## Records for processing
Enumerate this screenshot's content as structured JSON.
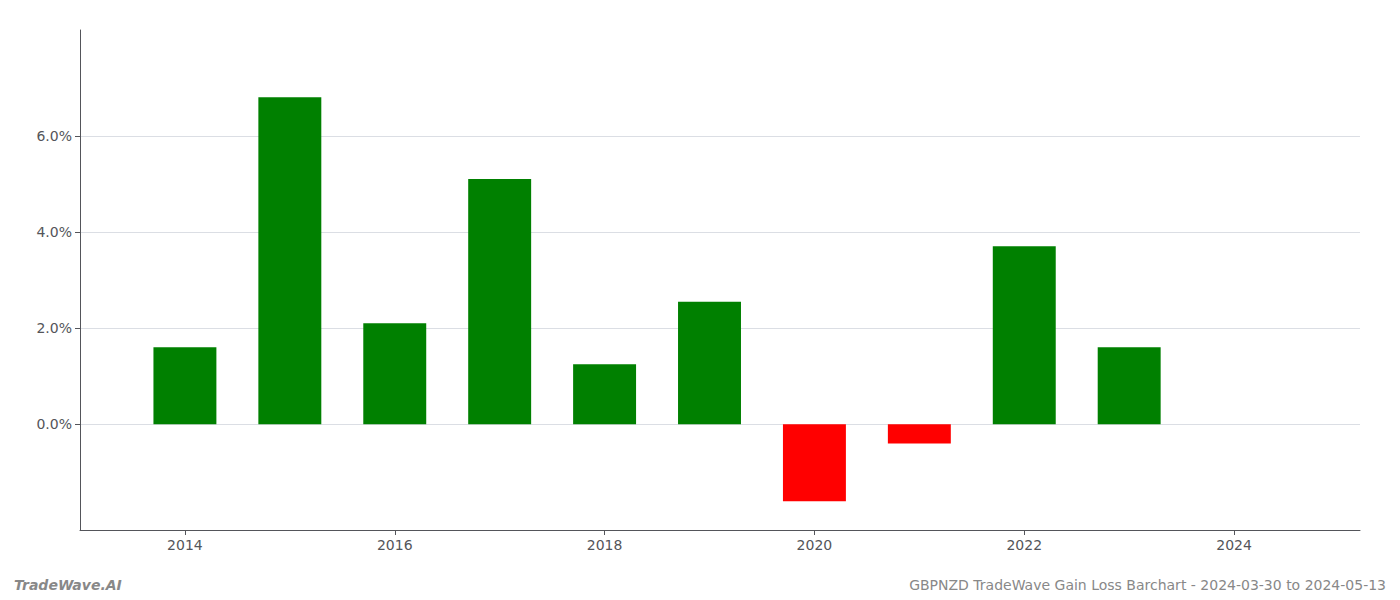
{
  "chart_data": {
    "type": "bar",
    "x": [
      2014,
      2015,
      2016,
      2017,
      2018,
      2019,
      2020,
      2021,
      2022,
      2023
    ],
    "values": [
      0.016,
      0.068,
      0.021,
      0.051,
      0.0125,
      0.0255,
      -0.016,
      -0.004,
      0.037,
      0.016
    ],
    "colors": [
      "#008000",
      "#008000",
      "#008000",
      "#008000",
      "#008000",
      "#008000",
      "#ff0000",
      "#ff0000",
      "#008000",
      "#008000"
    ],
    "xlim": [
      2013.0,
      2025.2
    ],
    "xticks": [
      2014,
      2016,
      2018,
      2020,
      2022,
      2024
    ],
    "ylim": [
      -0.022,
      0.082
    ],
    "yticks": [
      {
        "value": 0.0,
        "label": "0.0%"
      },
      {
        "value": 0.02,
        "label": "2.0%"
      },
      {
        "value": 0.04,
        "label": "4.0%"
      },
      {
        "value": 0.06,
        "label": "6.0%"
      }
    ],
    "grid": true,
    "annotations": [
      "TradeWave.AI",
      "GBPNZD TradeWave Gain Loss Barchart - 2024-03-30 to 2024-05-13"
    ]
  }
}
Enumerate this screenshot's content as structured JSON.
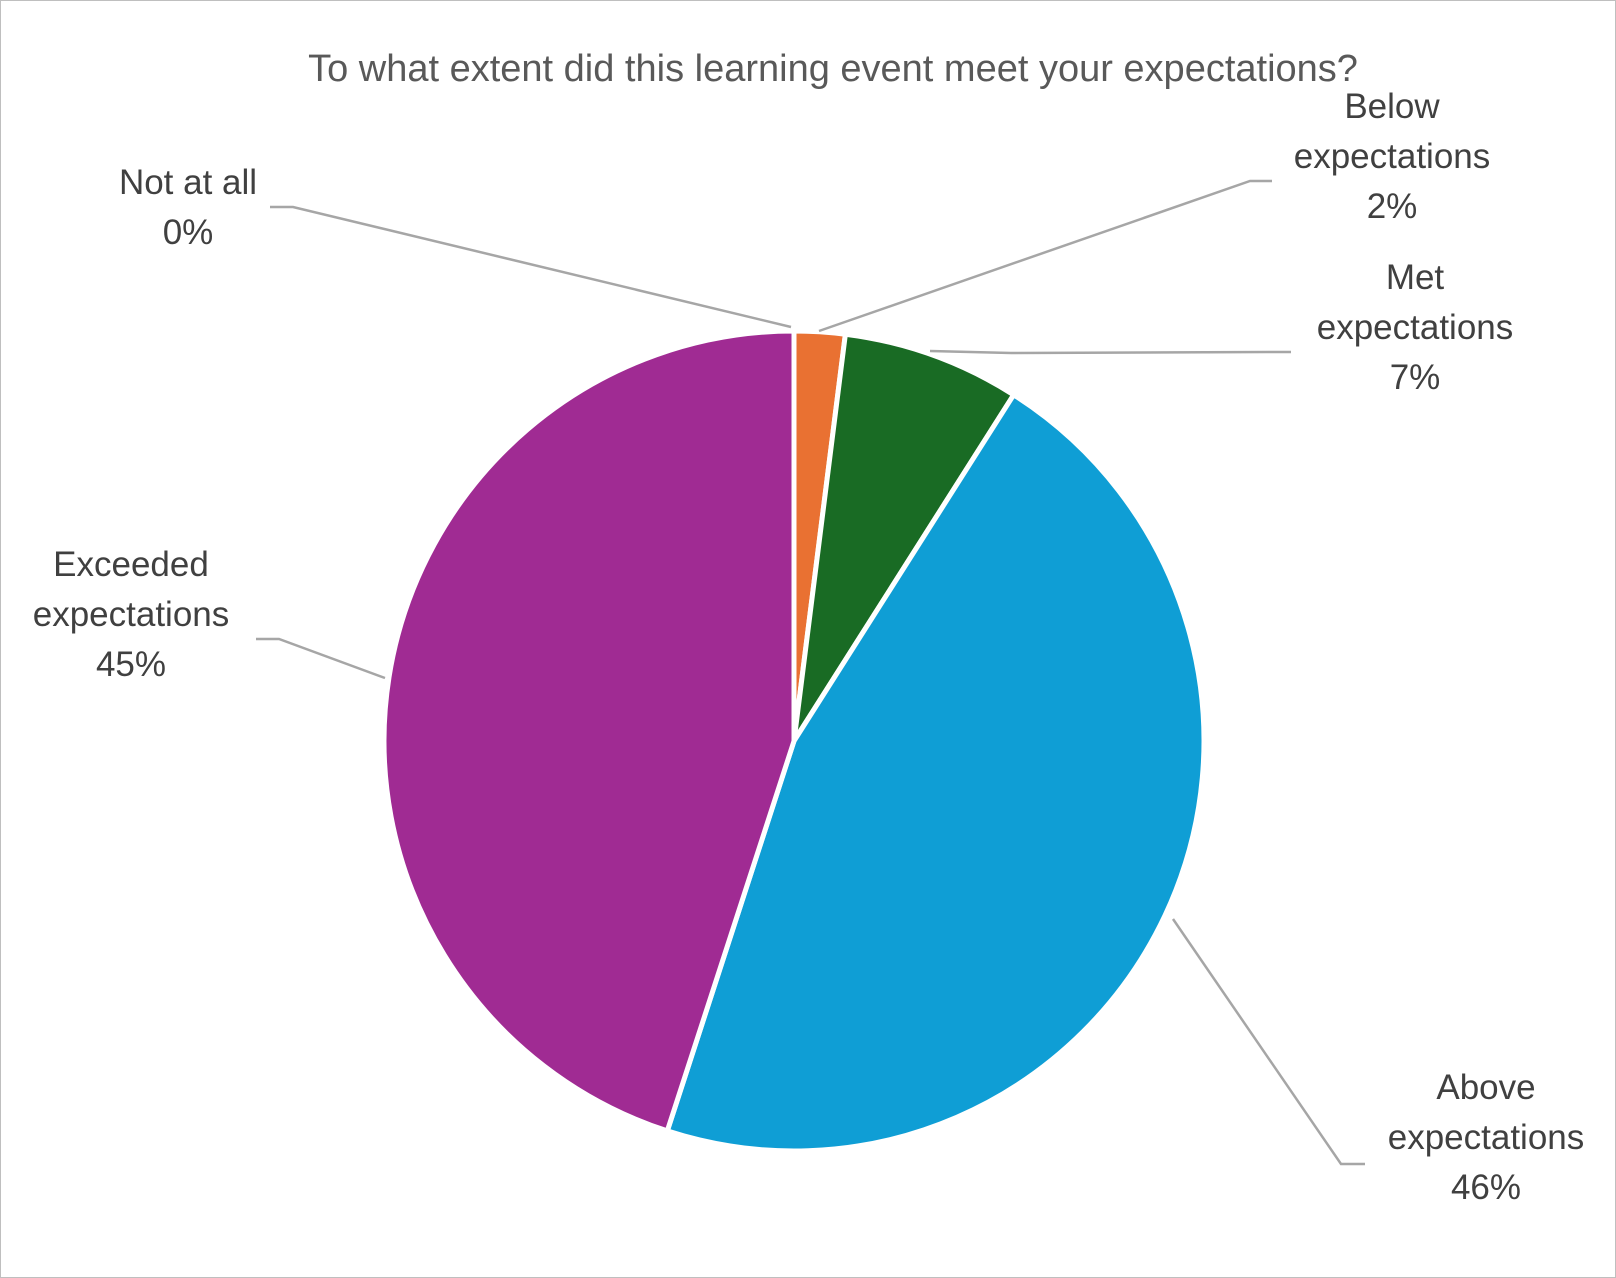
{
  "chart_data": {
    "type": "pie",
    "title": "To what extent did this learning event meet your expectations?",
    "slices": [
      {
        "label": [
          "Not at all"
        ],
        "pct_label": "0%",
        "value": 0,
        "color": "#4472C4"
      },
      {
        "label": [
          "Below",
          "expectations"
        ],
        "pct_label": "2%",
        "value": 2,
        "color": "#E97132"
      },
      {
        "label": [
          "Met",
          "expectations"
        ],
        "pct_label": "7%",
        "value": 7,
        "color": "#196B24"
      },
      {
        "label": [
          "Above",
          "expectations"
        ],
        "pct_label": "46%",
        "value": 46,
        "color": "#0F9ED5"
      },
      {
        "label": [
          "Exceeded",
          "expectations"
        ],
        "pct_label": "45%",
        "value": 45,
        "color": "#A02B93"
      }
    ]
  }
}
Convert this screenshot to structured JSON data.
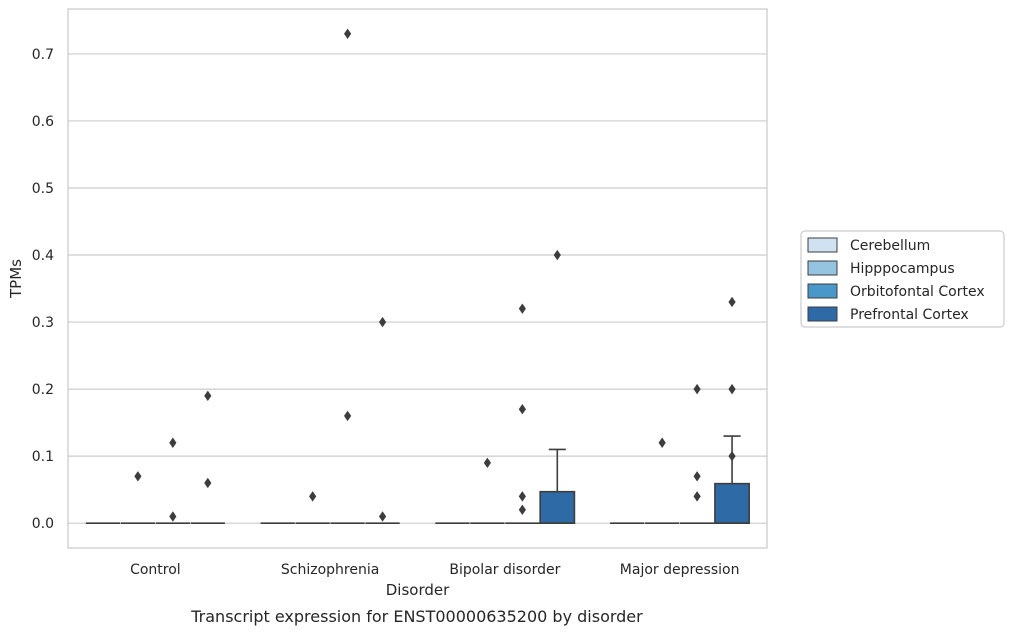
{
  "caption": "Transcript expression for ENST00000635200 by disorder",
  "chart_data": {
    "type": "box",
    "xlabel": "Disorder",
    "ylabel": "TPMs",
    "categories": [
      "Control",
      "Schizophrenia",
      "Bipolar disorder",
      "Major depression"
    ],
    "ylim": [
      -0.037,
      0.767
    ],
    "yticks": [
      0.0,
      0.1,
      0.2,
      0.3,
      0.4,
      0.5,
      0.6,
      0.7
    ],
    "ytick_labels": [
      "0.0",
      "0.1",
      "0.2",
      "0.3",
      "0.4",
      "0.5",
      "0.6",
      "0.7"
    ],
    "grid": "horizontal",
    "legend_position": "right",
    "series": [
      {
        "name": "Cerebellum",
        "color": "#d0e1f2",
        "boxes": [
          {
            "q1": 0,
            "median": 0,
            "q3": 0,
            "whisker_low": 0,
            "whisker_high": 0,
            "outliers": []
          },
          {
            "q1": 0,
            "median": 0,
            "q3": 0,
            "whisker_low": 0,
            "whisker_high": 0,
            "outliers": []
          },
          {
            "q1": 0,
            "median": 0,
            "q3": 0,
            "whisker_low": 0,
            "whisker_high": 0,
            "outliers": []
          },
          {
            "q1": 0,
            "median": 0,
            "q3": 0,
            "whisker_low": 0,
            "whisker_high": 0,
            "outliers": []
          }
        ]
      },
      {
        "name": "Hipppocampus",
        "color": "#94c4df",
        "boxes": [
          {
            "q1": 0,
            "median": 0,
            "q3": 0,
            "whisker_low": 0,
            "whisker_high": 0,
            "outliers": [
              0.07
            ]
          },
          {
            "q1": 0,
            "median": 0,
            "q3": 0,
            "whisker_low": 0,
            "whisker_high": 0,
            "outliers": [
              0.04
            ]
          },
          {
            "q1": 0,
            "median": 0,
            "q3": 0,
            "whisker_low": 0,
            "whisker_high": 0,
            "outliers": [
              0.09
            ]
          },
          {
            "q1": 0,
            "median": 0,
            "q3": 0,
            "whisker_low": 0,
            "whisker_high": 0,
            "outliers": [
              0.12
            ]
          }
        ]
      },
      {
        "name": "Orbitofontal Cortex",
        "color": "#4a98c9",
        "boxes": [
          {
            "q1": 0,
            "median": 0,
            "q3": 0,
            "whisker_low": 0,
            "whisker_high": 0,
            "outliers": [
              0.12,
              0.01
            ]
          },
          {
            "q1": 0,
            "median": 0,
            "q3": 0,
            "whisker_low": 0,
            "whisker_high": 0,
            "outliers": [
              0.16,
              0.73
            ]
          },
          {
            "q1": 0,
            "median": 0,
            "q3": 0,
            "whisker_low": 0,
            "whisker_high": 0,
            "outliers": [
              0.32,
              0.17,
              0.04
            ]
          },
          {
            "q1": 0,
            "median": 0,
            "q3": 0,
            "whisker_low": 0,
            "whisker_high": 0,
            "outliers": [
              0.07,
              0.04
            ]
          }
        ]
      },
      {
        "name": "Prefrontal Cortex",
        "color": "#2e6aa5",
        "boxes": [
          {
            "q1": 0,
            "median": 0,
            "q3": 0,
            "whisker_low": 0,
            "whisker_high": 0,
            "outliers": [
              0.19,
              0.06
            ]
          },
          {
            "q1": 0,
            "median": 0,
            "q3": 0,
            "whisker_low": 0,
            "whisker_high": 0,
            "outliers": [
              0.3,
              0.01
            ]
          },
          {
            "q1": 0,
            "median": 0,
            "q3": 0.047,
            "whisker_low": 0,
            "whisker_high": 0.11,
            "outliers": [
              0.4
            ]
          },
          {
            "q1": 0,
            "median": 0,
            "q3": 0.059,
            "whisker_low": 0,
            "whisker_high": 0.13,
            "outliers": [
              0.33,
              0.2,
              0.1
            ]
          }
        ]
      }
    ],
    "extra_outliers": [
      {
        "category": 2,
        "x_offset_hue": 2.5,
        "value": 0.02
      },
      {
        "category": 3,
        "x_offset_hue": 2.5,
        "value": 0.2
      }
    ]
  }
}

## Exercise brief
Repeat the records word for word. Any picture in them should be left out.

## Response below
Enumerate this screenshot's content as structured JSON.
{
  "chart_data": {
    "type": "bar",
    "x": [
      2014,
      2015,
      2016,
      2017,
      2018,
      2019,
      2020,
      2021,
      2022,
      2023
    ],
    "values": [
      0.016,
      0.068,
      0.021,
      0.051,
      0.0125,
      0.0255,
      -0.016,
      -0.004,
      0.037,
      0.016
    ],
    "colors": [
      "#008000",
      "#008000",
      "#008000",
      "#008000",
      "#008000",
      "#008000",
      "#ff0000",
      "#ff0000",
      "#008000",
      "#008000"
    ],
    "xlim": [
      2013.0,
      2025.2
    ],
    "xticks": [
      2014,
      2016,
      2018,
      2020,
      2022,
      2024
    ],
    "ylim": [
      -0.022,
      0.082
    ],
    "yticks": [
      {
        "value": 0.0,
        "label": "0.0%"
      },
      {
        "value": 0.02,
        "label": "2.0%"
      },
      {
        "value": 0.04,
        "label": "4.0%"
      },
      {
        "value": 0.06,
        "label": "6.0%"
      }
    ],
    "grid": true,
    "annotations": [
      "TradeWave.AI",
      "GBPNZD TradeWave Gain Loss Barchart - 2024-03-30 to 2024-05-13"
    ]
  }
}
Enumerate this screenshot's content as structured JSON.
{
  "chart_data": {
    "type": "pie",
    "title": "To what extent did this learning event meet your expectations?",
    "slices": [
      {
        "label": [
          "Not at all"
        ],
        "pct_label": "0%",
        "value": 0,
        "color": "#4472C4"
      },
      {
        "label": [
          "Below",
          "expectations"
        ],
        "pct_label": "2%",
        "value": 2,
        "color": "#E97132"
      },
      {
        "label": [
          "Met",
          "expectations"
        ],
        "pct_label": "7%",
        "value": 7,
        "color": "#196B24"
      },
      {
        "label": [
          "Above",
          "expectations"
        ],
        "pct_label": "46%",
        "value": 46,
        "color": "#0F9ED5"
      },
      {
        "label": [
          "Exceeded",
          "expectations"
        ],
        "pct_label": "45%",
        "value": 45,
        "color": "#A02B93"
      }
    ]
  }
}
Convert this screenshot to structured JSON data.
{
  "caption": "Transcript expression for ENST00000635200 by disorder",
  "chart_data": {
    "type": "box",
    "xlabel": "Disorder",
    "ylabel": "TPMs",
    "categories": [
      "Control",
      "Schizophrenia",
      "Bipolar disorder",
      "Major depression"
    ],
    "ylim": [
      -0.037,
      0.767
    ],
    "yticks": [
      0.0,
      0.1,
      0.2,
      0.3,
      0.4,
      0.5,
      0.6,
      0.7
    ],
    "ytick_labels": [
      "0.0",
      "0.1",
      "0.2",
      "0.3",
      "0.4",
      "0.5",
      "0.6",
      "0.7"
    ],
    "grid": "horizontal",
    "legend_position": "right",
    "series": [
      {
        "name": "Cerebellum",
        "color": "#d0e1f2",
        "boxes": [
          {
            "q1": 0,
            "median": 0,
            "q3": 0,
            "whisker_low": 0,
            "whisker_high": 0,
            "outliers": []
          },
          {
            "q1": 0,
            "median": 0,
            "q3": 0,
            "whisker_low": 0,
            "whisker_high": 0,
            "outliers": []
          },
          {
            "q1": 0,
            "median": 0,
            "q3": 0,
            "whisker_low": 0,
            "whisker_high": 0,
            "outliers": []
          },
          {
            "q1": 0,
            "median": 0,
            "q3": 0,
            "whisker_low": 0,
            "whisker_high": 0,
            "outliers": []
          }
        ]
      },
      {
        "name": "Hipppocampus",
        "color": "#94c4df",
        "boxes": [
          {
            "q1": 0,
            "median": 0,
            "q3": 0,
            "whisker_low": 0,
            "whisker_high": 0,
            "outliers": [
              0.07
            ]
          },
          {
            "q1": 0,
            "median": 0,
            "q3": 0,
            "whisker_low": 0,
            "whisker_high": 0,
            "outliers": [
              0.04
            ]
          },
          {
            "q1": 0,
            "median": 0,
            "q3": 0,
            "whisker_low": 0,
            "whisker_high": 0,
            "outliers": [
              0.09
            ]
          },
          {
            "q1": 0,
            "median": 0,
            "q3": 0,
            "whisker_low": 0,
            "whisker_high": 0,
            "outliers": [
              0.12
            ]
          }
        ]
      },
      {
        "name": "Orbitofontal Cortex",
        "color": "#4a98c9",
        "boxes": [
          {
            "q1": 0,
            "median": 0,
            "q3": 0,
            "whisker_low": 0,
            "whisker_high": 0,
            "outliers": [
              0.12,
              0.01
            ]
          },
          {
            "q1": 0,
            "median": 0,
            "q3": 0,
            "whisker_low": 0,
            "whisker_high": 0,
            "outliers": [
              0.16,
              0.73
            ]
          },
          {
            "q1": 0,
            "median": 0,
            "q3": 0,
            "whisker_low": 0,
            "whisker_high": 0,
            "outliers": [
              0.32,
              0.17,
              0.04
            ]
          },
          {
            "q1": 0,
            "median": 0,
            "q3": 0,
            "whisker_low": 0,
            "whisker_high": 0,
            "outliers": [
              0.07,
              0.04
            ]
          }
        ]
      },
      {
        "name": "Prefrontal Cortex",
        "color": "#2e6aa5",
        "boxes": [
          {
            "q1": 0,
            "median": 0,
            "q3": 0,
            "whisker_low": 0,
            "whisker_high": 0,
            "outliers": [
              0.19,
              0.06
            ]
          },
          {
            "q1": 0,
            "median": 0,
            "q3": 0,
            "whisker_low": 0,
            "whisker_high": 0,
            "outliers": [
              0.3,
              0.01
            ]
          },
          {
            "q1": 0,
            "median": 0,
            "q3": 0.047,
            "whisker_low": 0,
            "whisker_high": 0.11,
            "outliers": [
              0.4
            ]
          },
          {
            "q1": 0,
            "median": 0,
            "q3": 0.059,
            "whisker_low": 0,
            "whisker_high": 0.13,
            "outliers": [
              0.33,
              0.2,
              0.1
            ]
          }
        ]
      }
    ],
    "extra_outliers": [
      {
        "category": 2,
        "x_offset_hue": 2.5,
        "value": 0.02
      },
      {
        "category": 3,
        "x_offset_hue": 2.5,
        "value": 0.2
      }
    ]
  }
}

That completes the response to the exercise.